#### SET EXERCISE:
Go over the entries below line by line, copying each one that contains the word "transport".

#### SOURCE MATERIAL:
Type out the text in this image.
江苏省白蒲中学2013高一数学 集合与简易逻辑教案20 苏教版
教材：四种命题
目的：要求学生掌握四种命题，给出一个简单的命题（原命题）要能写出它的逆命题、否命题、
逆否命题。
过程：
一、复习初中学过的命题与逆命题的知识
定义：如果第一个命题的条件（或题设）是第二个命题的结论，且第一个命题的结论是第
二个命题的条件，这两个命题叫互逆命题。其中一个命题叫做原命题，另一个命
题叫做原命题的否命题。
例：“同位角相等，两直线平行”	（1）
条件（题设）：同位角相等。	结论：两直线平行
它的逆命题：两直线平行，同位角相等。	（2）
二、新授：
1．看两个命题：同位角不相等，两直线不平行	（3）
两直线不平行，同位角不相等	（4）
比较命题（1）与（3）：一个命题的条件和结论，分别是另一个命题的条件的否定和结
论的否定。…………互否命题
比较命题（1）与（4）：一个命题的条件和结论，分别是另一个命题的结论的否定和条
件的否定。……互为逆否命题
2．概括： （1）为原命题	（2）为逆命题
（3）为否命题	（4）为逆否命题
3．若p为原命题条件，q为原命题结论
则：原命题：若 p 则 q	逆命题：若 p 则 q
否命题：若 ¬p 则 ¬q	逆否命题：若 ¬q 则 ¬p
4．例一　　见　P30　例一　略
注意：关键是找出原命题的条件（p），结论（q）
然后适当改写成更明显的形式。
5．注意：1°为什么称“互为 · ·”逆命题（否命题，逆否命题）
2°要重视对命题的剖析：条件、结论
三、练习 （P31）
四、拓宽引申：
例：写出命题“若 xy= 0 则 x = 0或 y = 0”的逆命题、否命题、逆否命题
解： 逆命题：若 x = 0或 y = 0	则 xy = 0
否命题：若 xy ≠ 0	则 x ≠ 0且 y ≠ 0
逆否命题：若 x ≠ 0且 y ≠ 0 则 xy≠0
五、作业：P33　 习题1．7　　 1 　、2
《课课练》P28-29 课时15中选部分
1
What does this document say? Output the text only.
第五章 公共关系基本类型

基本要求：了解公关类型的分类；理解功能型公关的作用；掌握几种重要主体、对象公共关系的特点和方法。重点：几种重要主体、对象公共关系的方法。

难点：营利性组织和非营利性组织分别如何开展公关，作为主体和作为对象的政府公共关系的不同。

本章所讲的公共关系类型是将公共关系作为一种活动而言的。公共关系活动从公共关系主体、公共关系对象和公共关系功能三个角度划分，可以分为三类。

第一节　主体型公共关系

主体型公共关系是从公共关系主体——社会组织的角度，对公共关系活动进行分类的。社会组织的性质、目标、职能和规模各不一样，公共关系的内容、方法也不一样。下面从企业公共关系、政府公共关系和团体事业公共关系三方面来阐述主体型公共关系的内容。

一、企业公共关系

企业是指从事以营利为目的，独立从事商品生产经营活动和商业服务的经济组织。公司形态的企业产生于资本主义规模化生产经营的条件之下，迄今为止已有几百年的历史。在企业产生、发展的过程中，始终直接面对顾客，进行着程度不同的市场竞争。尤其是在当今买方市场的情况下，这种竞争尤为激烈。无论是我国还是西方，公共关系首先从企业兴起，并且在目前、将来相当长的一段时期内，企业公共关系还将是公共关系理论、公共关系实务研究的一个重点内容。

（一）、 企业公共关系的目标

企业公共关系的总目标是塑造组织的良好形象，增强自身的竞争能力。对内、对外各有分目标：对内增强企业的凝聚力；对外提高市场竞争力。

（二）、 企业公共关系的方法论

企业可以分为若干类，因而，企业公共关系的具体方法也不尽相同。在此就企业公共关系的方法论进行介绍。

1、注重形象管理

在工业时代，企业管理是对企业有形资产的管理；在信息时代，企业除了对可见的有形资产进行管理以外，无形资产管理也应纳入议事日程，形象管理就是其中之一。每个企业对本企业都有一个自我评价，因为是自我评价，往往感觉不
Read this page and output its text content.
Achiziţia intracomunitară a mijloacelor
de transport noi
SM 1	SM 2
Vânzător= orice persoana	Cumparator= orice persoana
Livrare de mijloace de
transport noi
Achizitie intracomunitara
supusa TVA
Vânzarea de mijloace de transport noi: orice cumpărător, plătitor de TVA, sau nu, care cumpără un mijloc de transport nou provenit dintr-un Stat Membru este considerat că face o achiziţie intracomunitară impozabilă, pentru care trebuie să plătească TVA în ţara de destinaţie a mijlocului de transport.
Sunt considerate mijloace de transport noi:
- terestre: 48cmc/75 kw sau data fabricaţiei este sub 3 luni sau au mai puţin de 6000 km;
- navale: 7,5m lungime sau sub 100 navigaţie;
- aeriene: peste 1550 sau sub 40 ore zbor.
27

#### COMPLETE OUTPUT:
de transport noi
transport noi
Vânzarea de mijloace de transport noi: orice cumpărător, plătitor de TVA, sau nu, care cumpără un mijloc de transport nou provenit dintr-un Stat Membru este considerat că face o achiziţie intracomunitară impozabilă, pentru care trebuie să plătească TVA în ţara de destinaţie a mijlocului de transport.
Sunt considerate mijloace de transport noi:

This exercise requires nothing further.